Exercise instructions = In the copy, include every entry exactly but none of the pictures.

Data for the task =
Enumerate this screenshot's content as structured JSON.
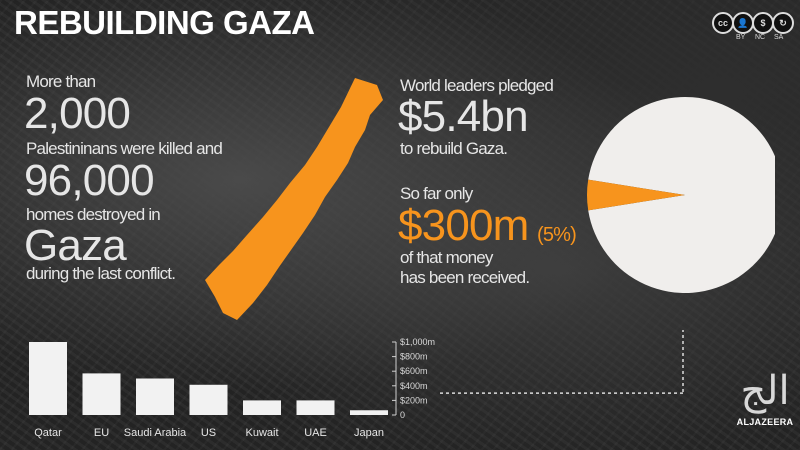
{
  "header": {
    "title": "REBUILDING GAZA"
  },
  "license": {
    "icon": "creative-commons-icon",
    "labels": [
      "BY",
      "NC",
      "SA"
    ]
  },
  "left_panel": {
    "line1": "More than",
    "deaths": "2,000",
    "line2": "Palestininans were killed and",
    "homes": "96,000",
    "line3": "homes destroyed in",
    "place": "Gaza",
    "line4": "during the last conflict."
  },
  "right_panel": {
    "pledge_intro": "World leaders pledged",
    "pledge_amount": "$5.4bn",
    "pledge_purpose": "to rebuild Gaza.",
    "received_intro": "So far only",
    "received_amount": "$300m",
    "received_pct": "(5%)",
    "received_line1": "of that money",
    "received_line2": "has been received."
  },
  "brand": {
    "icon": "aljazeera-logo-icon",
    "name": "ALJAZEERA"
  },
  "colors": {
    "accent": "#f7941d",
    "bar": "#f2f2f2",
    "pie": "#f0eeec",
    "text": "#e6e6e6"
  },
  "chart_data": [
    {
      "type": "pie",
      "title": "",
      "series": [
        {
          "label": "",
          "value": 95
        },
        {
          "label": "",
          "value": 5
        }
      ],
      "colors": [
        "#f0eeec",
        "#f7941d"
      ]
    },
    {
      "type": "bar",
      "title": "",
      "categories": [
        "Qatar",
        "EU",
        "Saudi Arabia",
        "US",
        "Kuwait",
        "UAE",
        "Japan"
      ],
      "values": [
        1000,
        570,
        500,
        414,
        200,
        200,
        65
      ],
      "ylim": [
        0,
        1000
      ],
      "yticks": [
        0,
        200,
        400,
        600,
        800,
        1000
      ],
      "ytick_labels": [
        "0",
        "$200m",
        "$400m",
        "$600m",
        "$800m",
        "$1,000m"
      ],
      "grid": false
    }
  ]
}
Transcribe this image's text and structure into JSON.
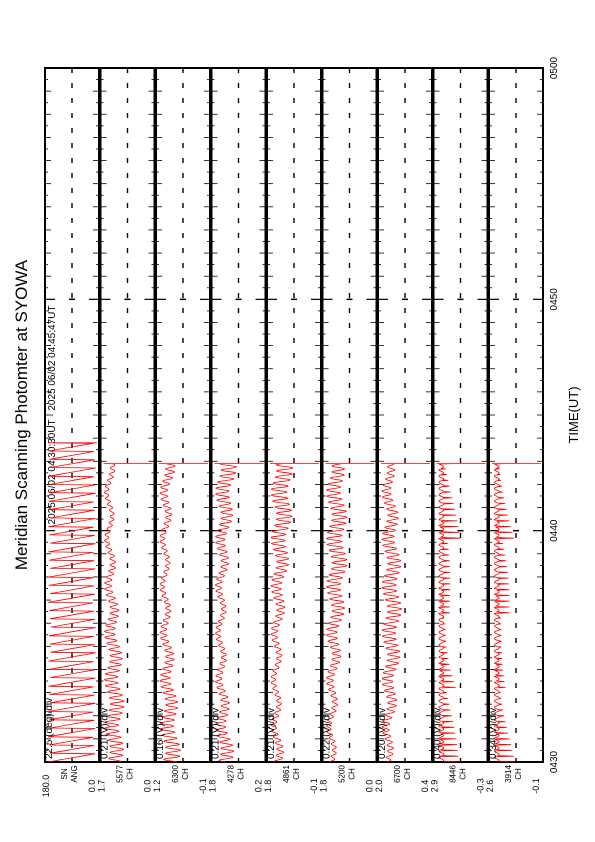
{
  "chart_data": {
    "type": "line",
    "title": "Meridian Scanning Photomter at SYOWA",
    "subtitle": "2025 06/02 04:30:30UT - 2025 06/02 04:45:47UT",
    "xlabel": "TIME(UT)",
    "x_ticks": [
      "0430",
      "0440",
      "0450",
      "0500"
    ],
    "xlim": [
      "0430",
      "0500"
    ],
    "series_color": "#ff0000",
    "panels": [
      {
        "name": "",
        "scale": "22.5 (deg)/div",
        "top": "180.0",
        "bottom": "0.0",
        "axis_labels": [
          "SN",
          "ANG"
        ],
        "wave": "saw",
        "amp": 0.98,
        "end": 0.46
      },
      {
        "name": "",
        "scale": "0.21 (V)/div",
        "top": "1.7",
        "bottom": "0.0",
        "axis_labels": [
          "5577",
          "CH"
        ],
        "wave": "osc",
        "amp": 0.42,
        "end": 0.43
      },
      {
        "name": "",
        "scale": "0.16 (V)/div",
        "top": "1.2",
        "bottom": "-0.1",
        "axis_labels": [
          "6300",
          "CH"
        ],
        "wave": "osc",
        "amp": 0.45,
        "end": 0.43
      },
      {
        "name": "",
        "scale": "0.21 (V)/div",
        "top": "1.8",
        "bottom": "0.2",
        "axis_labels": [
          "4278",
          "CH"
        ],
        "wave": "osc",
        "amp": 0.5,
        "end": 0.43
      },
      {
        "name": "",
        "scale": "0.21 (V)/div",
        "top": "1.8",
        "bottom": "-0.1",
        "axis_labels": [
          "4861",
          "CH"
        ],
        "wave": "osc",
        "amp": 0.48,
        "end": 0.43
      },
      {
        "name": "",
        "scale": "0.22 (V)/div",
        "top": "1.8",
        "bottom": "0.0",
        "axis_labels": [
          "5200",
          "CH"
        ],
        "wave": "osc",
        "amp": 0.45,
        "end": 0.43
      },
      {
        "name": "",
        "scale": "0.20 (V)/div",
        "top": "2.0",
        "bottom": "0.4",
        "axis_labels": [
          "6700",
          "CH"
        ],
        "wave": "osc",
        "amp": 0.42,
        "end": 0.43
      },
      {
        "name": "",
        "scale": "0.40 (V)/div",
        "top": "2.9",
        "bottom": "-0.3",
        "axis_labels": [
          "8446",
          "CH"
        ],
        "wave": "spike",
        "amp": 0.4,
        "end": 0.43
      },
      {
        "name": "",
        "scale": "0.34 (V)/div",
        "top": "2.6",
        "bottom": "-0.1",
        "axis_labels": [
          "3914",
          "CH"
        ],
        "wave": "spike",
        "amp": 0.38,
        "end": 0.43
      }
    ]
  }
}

Right answer =
Enumerate this screenshot's content as structured JSON.
{
  "header": {
    "title": "REBUILDING GAZA"
  },
  "license": {
    "icon": "creative-commons-icon",
    "labels": [
      "BY",
      "NC",
      "SA"
    ]
  },
  "left_panel": {
    "line1": "More than",
    "deaths": "2,000",
    "line2": "Palestininans were killed and",
    "homes": "96,000",
    "line3": "homes destroyed in",
    "place": "Gaza",
    "line4": "during the last conflict."
  },
  "right_panel": {
    "pledge_intro": "World leaders pledged",
    "pledge_amount": "$5.4bn",
    "pledge_purpose": "to rebuild Gaza.",
    "received_intro": "So far only",
    "received_amount": "$300m",
    "received_pct": "(5%)",
    "received_line1": "of that money",
    "received_line2": "has been received."
  },
  "brand": {
    "icon": "aljazeera-logo-icon",
    "name": "ALJAZEERA"
  },
  "colors": {
    "accent": "#f7941d",
    "bar": "#f2f2f2",
    "pie": "#f0eeec",
    "text": "#e6e6e6"
  },
  "chart_data": [
    {
      "type": "pie",
      "title": "",
      "series": [
        {
          "label": "",
          "value": 95
        },
        {
          "label": "",
          "value": 5
        }
      ],
      "colors": [
        "#f0eeec",
        "#f7941d"
      ]
    },
    {
      "type": "bar",
      "title": "",
      "categories": [
        "Qatar",
        "EU",
        "Saudi Arabia",
        "US",
        "Kuwait",
        "UAE",
        "Japan"
      ],
      "values": [
        1000,
        570,
        500,
        414,
        200,
        200,
        65
      ],
      "ylim": [
        0,
        1000
      ],
      "yticks": [
        0,
        200,
        400,
        600,
        800,
        1000
      ],
      "ytick_labels": [
        "0",
        "$200m",
        "$400m",
        "$600m",
        "$800m",
        "$1,000m"
      ],
      "grid": false
    }
  ]
}
Transcribe this image's text and structure into JSON.
{
  "chart_data": {
    "type": "line",
    "title": "Meridian Scanning Photomter at SYOWA",
    "subtitle": "2025 06/02 04:30:30UT - 2025 06/02 04:45:47UT",
    "xlabel": "TIME(UT)",
    "x_ticks": [
      "0430",
      "0440",
      "0450",
      "0500"
    ],
    "xlim": [
      "0430",
      "0500"
    ],
    "series_color": "#ff0000",
    "panels": [
      {
        "name": "",
        "scale": "22.5 (deg)/div",
        "top": "180.0",
        "bottom": "0.0",
        "axis_labels": [
          "SN",
          "ANG"
        ],
        "wave": "saw",
        "amp": 0.98,
        "end": 0.46
      },
      {
        "name": "",
        "scale": "0.21 (V)/div",
        "top": "1.7",
        "bottom": "0.0",
        "axis_labels": [
          "5577",
          "CH"
        ],
        "wave": "osc",
        "amp": 0.42,
        "end": 0.43
      },
      {
        "name": "",
        "scale": "0.16 (V)/div",
        "top": "1.2",
        "bottom": "-0.1",
        "axis_labels": [
          "6300",
          "CH"
        ],
        "wave": "osc",
        "amp": 0.45,
        "end": 0.43
      },
      {
        "name": "",
        "scale": "0.21 (V)/div",
        "top": "1.8",
        "bottom": "0.2",
        "axis_labels": [
          "4278",
          "CH"
        ],
        "wave": "osc",
        "amp": 0.5,
        "end": 0.43
      },
      {
        "name": "",
        "scale": "0.21 (V)/div",
        "top": "1.8",
        "bottom": "-0.1",
        "axis_labels": [
          "4861",
          "CH"
        ],
        "wave": "osc",
        "amp": 0.48,
        "end": 0.43
      },
      {
        "name": "",
        "scale": "0.22 (V)/div",
        "top": "1.8",
        "bottom": "0.0",
        "axis_labels": [
          "5200",
          "CH"
        ],
        "wave": "osc",
        "amp": 0.45,
        "end": 0.43
      },
      {
        "name": "",
        "scale": "0.20 (V)/div",
        "top": "2.0",
        "bottom": "0.4",
        "axis_labels": [
          "6700",
          "CH"
        ],
        "wave": "osc",
        "amp": 0.42,
        "end": 0.43
      },
      {
        "name": "",
        "scale": "0.40 (V)/div",
        "top": "2.9",
        "bottom": "-0.3",
        "axis_labels": [
          "8446",
          "CH"
        ],
        "wave": "spike",
        "amp": 0.4,
        "end": 0.43
      },
      {
        "name": "",
        "scale": "0.34 (V)/div",
        "top": "2.6",
        "bottom": "-0.1",
        "axis_labels": [
          "3914",
          "CH"
        ],
        "wave": "spike",
        "amp": 0.38,
        "end": 0.43
      }
    ]
  }
}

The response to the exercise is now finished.